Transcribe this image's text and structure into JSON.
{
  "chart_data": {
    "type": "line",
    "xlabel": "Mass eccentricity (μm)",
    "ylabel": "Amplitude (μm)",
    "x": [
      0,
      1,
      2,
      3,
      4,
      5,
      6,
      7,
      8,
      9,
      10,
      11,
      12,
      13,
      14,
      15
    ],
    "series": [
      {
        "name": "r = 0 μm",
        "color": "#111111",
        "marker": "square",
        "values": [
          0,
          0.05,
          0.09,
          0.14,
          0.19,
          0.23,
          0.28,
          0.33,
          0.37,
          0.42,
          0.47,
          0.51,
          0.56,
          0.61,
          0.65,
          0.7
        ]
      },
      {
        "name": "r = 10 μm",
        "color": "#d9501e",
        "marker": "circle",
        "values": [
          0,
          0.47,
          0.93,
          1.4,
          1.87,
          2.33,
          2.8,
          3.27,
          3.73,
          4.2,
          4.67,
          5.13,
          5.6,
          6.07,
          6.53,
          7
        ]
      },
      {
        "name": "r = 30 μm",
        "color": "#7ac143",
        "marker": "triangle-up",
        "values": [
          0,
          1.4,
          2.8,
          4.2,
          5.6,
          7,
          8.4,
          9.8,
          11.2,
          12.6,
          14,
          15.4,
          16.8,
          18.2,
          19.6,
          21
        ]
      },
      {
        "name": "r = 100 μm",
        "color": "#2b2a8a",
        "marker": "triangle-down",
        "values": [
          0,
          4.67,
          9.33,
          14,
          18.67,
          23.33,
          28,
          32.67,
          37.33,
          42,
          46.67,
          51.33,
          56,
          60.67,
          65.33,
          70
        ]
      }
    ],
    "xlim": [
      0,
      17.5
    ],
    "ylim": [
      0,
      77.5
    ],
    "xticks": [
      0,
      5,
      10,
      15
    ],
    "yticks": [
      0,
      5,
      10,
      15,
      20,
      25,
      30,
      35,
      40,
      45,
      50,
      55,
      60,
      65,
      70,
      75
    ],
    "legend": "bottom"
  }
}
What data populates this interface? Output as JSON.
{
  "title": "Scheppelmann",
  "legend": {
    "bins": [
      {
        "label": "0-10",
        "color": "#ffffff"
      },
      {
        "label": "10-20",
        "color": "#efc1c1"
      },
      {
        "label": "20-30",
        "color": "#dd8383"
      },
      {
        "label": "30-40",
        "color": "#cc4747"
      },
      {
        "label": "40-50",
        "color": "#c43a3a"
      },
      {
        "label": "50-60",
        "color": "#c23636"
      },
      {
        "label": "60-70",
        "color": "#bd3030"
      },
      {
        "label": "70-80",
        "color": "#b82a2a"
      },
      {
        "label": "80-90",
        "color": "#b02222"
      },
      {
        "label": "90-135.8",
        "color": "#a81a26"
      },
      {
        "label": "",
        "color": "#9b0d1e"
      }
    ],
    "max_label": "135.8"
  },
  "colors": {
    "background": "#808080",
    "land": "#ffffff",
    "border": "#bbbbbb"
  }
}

════════

* AIM:
Above are the records; copy all of them exactly.

* SOLUTION FOR THIS PROBLEM:
Transcribe this image's text and structure into JSON.
{
  "chart_data": {
    "type": "line",
    "xlabel": "Mass eccentricity (μm)",
    "ylabel": "Amplitude (μm)",
    "x": [
      0,
      1,
      2,
      3,
      4,
      5,
      6,
      7,
      8,
      9,
      10,
      11,
      12,
      13,
      14,
      15
    ],
    "series": [
      {
        "name": "r = 0 μm",
        "color": "#111111",
        "marker": "square",
        "values": [
          0,
          0.05,
          0.09,
          0.14,
          0.19,
          0.23,
          0.28,
          0.33,
          0.37,
          0.42,
          0.47,
          0.51,
          0.56,
          0.61,
          0.65,
          0.7
        ]
      },
      {
        "name": "r = 10 μm",
        "color": "#d9501e",
        "marker": "circle",
        "values": [
          0,
          0.47,
          0.93,
          1.4,
          1.87,
          2.33,
          2.8,
          3.27,
          3.73,
          4.2,
          4.67,
          5.13,
          5.6,
          6.07,
          6.53,
          7
        ]
      },
      {
        "name": "r = 30 μm",
        "color": "#7ac143",
        "marker": "triangle-up",
        "values": [
          0,
          1.4,
          2.8,
          4.2,
          5.6,
          7,
          8.4,
          9.8,
          11.2,
          12.6,
          14,
          15.4,
          16.8,
          18.2,
          19.6,
          21
        ]
      },
      {
        "name": "r = 100 μm",
        "color": "#2b2a8a",
        "marker": "triangle-down",
        "values": [
          0,
          4.67,
          9.33,
          14,
          18.67,
          23.33,
          28,
          32.67,
          37.33,
          42,
          46.67,
          51.33,
          56,
          60.67,
          65.33,
          70
        ]
      }
    ],
    "xlim": [
      0,
      17.5
    ],
    "ylim": [
      0,
      77.5
    ],
    "xticks": [
      0,
      5,
      10,
      15
    ],
    "yticks": [
      0,
      5,
      10,
      15,
      20,
      25,
      30,
      35,
      40,
      45,
      50,
      55,
      60,
      65,
      70,
      75
    ],
    "legend": "bottom"
  }
}
What data populates this interface? Output as JSON.
{
  "title": "Scheppelmann",
  "legend": {
    "bins": [
      {
        "label": "0-10",
        "color": "#ffffff"
      },
      {
        "label": "10-20",
        "color": "#efc1c1"
      },
      {
        "label": "20-30",
        "color": "#dd8383"
      },
      {
        "label": "30-40",
        "color": "#cc4747"
      },
      {
        "label": "40-50",
        "color": "#c43a3a"
      },
      {
        "label": "50-60",
        "color": "#c23636"
      },
      {
        "label": "60-70",
        "color": "#bd3030"
      },
      {
        "label": "70-80",
        "color": "#b82a2a"
      },
      {
        "label": "80-90",
        "color": "#b02222"
      },
      {
        "label": "90-135.8",
        "color": "#a81a26"
      },
      {
        "label": "",
        "color": "#9b0d1e"
      }
    ],
    "max_label": "135.8"
  },
  "colors": {
    "background": "#808080",
    "land": "#ffffff",
    "border": "#bbbbbb"
  }
}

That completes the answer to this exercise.